◆ **Given instruction**: Select the lines below containing the word "high".

----

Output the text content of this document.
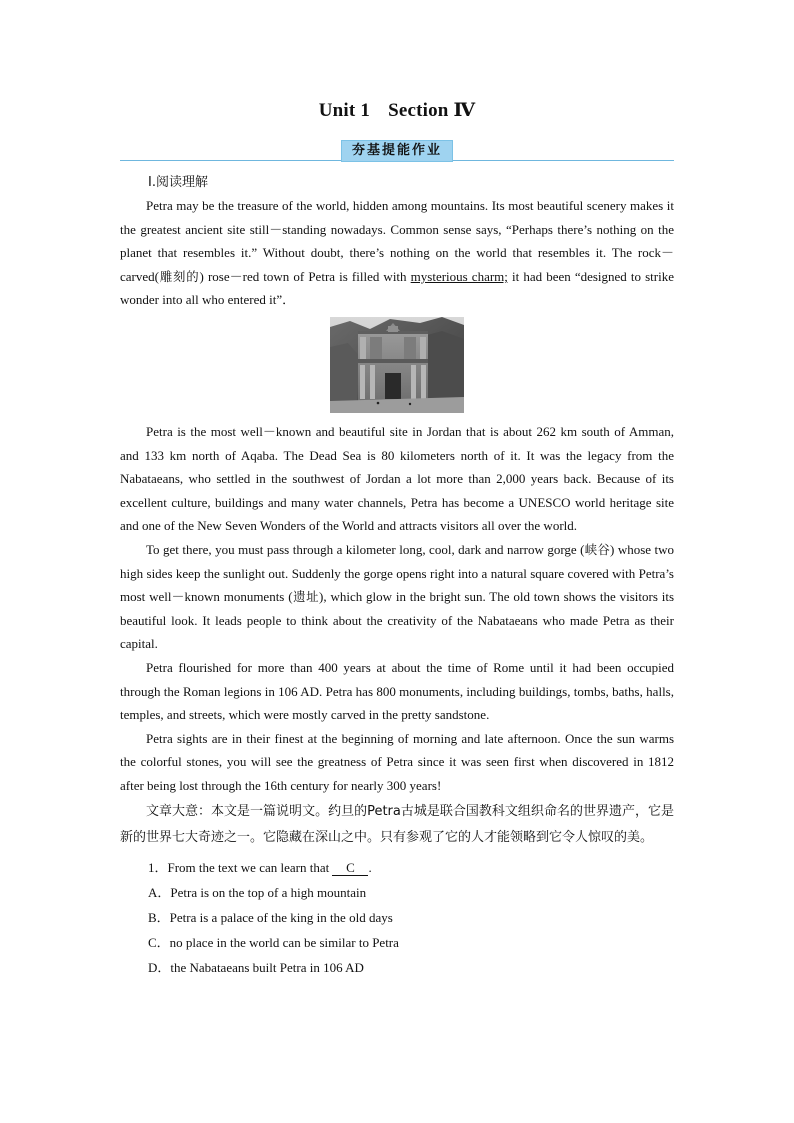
Unit 1 Section Ⅳ
夯基提能作业
Ⅰ.阅读理解

Petra may be the treasure of the world, hidden among mountains. Its most beautiful scenery makes it the greatest ancient site still－standing nowadays. Common sense says, “Perhaps there’s nothing on the planet that resembles it.” Without doubt, there’s nothing on the world that resembles it. The rock－carved(雕刻的) rose－red town of Petra is filled with mysterious charm; it had been “designed to strike wonder into all who entered it”．

Petra is the most well－known and beautiful site in Jordan that is about 262 km south of Amman, and 133 km north of Aqaba. The Dead Sea is 80 kilometers north of it. It was the legacy from the Nabataeans, who settled in the southwest of Jordan a lot more than 2,000 years back. Because of its excellent culture, buildings and many water channels, Petra has become a UNESCO world heritage site and one of the New Seven Wonders of the World and attracts visitors all over the world.

To get there, you must pass through a kilometer long, cool, dark and narrow gorge (峡谷) whose two high sides keep the sunlight out. Suddenly the gorge opens right into a natural square covered with Petra’s most well－known monuments (遗址), which glow in the bright sun. The old town shows the visitors its beautiful look. It leads people to think about the creativity of the Nabataeans who made Petra as their capital.

Petra flourished for more than 400 years at about the time of Rome until it had been occupied through the Roman legions in 106 AD. Petra has 800 monuments, including buildings, tombs, baths, halls, temples, and streets, which were mostly carved in the pretty sandstone.

Petra sights are in their finest at the beginning of morning and late afternoon. Once the sun warms the colorful stones, you will see the greatness of Petra since it was seen first when discovered in 1812 after being lost through the 16th century for nearly 300 years!

文章大意：本文是一篇说明文。约旦的Petra古城是联合国教科文组织命名的世界遗产，它是新的世界七大奇迹之一。它隐藏在深山之中。只有参观了它的人才能领略到它令人惊叹的美。

1．From the text we can learn that C .
A．Petra is on the top of a high mountain
B．Petra is a palace of the king in the old days
C．no place in the world can be similar to Petra
D．the Nabataeans built Petra in 106 AD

----

◆ **Response to the task**:
To get there, you must pass through a kilometer long, cool, dark and narrow gorge (峡谷) whose two high sides keep the sunlight out. Suddenly the gorge opens right into a natural square covered with Petra’s most well－known monuments (遗址), which glow in the bright sun. The old town shows the visitors its beautiful look. It leads people to think about the creativity of the Nabataeans who made Petra as their capital.
A．Petra is on the top of a high mountain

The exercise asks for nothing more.